Stored data:
════════════════
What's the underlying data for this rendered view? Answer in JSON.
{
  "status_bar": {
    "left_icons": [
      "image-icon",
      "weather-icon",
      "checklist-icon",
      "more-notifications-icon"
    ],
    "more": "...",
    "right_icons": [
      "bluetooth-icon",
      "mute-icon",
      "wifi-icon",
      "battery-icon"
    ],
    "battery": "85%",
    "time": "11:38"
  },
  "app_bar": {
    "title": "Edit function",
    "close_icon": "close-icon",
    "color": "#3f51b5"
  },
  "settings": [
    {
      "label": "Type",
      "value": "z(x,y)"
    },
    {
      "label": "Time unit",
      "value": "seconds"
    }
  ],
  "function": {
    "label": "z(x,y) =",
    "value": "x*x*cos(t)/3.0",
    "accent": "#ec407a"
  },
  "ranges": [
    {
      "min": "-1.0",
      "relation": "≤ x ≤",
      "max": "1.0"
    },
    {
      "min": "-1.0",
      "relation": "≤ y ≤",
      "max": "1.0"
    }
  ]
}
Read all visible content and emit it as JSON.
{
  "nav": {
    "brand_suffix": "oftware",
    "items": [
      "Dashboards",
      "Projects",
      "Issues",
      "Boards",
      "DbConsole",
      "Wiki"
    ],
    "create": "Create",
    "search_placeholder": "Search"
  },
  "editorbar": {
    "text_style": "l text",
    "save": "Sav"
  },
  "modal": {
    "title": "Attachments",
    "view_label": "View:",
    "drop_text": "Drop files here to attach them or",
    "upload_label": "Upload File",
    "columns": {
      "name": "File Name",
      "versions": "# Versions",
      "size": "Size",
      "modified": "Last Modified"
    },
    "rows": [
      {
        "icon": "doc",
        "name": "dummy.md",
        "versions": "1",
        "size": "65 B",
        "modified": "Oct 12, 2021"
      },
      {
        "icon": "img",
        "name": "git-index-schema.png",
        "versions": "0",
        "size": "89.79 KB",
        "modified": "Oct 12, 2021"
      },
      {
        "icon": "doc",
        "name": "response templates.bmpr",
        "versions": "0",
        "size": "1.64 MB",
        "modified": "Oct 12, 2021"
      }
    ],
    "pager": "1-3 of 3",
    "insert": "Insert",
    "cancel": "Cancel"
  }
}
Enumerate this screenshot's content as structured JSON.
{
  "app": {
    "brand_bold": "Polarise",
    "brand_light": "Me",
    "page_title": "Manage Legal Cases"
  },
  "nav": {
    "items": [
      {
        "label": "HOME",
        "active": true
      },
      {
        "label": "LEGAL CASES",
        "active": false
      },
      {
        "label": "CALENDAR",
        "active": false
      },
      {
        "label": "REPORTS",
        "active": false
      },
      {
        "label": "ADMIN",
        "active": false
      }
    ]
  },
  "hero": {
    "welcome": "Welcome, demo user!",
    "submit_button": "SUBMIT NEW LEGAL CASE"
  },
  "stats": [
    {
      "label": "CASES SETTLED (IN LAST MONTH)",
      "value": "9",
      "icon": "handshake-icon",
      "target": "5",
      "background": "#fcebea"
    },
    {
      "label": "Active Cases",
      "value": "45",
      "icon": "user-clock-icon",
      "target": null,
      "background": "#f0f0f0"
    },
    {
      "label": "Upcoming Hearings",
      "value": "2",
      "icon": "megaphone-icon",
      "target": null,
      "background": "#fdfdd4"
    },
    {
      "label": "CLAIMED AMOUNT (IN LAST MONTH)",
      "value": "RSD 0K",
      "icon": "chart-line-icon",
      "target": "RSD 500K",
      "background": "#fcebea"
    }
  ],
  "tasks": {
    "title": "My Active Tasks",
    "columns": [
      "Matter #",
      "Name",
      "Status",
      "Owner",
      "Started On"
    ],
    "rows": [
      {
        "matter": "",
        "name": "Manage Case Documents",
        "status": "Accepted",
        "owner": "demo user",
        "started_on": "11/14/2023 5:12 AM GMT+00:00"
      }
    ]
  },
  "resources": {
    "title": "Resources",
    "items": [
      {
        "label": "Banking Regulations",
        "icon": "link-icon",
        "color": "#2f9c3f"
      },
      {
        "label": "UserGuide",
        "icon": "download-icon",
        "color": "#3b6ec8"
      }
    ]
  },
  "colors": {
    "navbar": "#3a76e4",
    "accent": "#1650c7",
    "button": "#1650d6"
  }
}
════════════════
Pick out and copy the lines of the entries that hold the string "demo".

Expected answer:
    "welcome": "Welcome, demo user!",
        "owner": "demo user",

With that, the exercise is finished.